> _Task brief_: Return the lines below that carry the word "aguas".

[Dataset records]
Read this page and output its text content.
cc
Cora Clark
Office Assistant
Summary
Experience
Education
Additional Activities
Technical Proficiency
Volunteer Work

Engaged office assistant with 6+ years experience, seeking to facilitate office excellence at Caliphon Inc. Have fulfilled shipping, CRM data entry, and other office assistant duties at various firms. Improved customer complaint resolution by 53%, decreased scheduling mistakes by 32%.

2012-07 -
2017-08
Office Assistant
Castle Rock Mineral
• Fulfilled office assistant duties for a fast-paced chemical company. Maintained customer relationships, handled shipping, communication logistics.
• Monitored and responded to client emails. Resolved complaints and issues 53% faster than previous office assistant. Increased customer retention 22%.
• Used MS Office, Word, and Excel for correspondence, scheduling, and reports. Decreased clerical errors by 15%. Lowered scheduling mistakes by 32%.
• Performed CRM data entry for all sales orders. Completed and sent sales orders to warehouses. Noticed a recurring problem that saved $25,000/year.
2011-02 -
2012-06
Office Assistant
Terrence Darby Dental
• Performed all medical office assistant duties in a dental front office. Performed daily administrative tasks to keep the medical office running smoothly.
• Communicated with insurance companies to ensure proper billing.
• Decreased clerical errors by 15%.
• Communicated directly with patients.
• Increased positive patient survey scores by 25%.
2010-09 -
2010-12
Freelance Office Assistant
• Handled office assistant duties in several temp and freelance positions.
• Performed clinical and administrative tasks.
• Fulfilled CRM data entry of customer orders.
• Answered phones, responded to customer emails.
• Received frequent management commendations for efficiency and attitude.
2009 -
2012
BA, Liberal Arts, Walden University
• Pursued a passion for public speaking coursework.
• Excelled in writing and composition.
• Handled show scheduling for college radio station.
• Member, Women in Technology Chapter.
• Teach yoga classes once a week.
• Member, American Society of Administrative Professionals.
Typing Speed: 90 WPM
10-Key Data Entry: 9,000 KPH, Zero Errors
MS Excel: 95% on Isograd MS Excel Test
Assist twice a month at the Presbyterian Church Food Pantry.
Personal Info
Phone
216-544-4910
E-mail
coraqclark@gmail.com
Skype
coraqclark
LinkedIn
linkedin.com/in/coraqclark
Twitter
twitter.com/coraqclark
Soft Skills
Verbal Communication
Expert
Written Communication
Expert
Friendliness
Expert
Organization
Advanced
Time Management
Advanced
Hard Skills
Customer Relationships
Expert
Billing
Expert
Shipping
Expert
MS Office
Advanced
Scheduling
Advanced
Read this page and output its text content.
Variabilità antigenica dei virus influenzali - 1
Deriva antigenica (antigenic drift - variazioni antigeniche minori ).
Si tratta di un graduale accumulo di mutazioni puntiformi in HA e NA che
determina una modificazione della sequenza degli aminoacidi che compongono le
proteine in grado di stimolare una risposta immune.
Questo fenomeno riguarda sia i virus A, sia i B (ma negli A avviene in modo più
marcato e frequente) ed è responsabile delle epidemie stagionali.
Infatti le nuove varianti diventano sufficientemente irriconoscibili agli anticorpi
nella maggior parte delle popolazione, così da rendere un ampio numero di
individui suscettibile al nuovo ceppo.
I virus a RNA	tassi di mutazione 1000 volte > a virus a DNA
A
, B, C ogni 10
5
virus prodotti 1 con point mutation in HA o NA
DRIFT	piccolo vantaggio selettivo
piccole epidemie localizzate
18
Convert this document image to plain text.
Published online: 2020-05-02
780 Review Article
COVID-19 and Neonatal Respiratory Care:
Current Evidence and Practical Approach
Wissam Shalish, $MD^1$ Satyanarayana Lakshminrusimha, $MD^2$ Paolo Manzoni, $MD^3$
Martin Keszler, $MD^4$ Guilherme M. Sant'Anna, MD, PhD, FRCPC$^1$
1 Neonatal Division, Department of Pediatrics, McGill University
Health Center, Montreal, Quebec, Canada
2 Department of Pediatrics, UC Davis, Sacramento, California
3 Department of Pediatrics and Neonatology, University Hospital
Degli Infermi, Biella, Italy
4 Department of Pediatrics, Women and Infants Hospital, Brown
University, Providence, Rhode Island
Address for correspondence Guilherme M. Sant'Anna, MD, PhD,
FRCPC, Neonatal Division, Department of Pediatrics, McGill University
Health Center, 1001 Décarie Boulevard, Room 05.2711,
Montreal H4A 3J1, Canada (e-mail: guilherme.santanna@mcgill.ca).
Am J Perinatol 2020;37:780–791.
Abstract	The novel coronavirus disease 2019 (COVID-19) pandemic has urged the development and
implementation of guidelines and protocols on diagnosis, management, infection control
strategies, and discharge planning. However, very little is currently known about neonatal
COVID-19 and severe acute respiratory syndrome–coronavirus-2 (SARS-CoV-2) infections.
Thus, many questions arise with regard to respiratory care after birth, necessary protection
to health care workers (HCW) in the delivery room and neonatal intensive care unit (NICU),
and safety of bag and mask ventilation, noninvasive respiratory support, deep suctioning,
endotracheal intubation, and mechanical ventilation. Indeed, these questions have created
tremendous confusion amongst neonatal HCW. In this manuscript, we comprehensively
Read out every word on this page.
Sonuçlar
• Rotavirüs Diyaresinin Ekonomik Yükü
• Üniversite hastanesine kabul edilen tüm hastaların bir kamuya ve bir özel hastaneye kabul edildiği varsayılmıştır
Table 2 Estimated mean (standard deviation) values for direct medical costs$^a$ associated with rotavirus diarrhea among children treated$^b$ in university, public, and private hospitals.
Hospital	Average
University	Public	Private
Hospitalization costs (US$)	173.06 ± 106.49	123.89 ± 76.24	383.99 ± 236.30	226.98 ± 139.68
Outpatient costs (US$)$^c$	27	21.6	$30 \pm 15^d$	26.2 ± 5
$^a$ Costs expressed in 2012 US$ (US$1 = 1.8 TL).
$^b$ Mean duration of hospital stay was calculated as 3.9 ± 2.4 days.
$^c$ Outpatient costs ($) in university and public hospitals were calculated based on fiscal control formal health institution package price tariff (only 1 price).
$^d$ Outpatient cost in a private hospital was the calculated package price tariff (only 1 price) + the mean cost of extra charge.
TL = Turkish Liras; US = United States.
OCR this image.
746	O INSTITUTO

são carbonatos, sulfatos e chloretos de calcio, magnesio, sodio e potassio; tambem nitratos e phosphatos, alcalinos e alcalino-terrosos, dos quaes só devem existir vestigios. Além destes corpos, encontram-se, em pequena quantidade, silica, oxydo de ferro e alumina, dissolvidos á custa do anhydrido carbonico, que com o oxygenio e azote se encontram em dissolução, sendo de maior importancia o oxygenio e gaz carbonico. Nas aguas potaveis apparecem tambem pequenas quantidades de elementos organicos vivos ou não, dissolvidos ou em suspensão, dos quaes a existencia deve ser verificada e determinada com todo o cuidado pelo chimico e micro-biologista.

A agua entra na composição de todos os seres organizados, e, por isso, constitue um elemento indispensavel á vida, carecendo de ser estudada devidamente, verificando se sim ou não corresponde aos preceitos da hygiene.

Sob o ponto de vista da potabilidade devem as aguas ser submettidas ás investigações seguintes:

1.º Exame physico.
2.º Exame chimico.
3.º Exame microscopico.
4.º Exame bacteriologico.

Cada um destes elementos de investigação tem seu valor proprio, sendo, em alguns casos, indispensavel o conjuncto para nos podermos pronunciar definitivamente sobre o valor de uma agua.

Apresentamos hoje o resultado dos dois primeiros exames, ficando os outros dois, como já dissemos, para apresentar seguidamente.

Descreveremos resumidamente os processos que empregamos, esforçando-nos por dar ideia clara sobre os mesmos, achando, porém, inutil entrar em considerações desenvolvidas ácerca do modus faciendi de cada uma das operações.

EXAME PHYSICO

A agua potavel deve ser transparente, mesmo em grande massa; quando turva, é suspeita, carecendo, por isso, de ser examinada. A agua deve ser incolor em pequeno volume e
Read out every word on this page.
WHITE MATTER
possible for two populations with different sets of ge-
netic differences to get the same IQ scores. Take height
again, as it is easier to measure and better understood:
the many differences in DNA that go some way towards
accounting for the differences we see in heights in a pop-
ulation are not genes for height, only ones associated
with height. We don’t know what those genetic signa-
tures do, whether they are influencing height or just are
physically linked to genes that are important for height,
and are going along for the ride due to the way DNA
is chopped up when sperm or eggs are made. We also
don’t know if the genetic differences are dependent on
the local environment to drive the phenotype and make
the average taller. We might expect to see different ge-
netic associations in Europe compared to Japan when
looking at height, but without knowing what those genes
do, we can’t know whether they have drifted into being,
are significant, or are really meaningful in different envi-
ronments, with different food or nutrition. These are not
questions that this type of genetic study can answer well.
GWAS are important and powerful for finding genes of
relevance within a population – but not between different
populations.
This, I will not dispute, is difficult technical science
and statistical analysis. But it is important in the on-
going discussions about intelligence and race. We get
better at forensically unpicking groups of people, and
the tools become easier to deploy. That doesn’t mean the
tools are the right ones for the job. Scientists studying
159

> _Exercise result_:
são carbonatos, sulfatos e chloretos de calcio, magnesio, sodio e potassio; tambem nitratos e phosphatos, alcalinos e alcalino-terrosos, dos quaes só devem existir vestigios. Além destes corpos, encontram-se, em pequena quantidade, silica, oxydo de ferro e alumina, dissolvidos á custa do anhydrido carbonico, que com o oxygenio e azote se encontram em dissolução, sendo de maior importancia o oxygenio e gaz carbonico. Nas aguas potaveis apparecem tambem pequenas quantidades de elementos organicos vivos ou não, dissolvidos ou em suspensão, dos quaes a existencia deve ser verificada e determinada com todo o cuidado pelo chimico e micro-biologista.
Sob o ponto de vista da potabilidade devem as aguas ser submettidas ás investigações seguintes:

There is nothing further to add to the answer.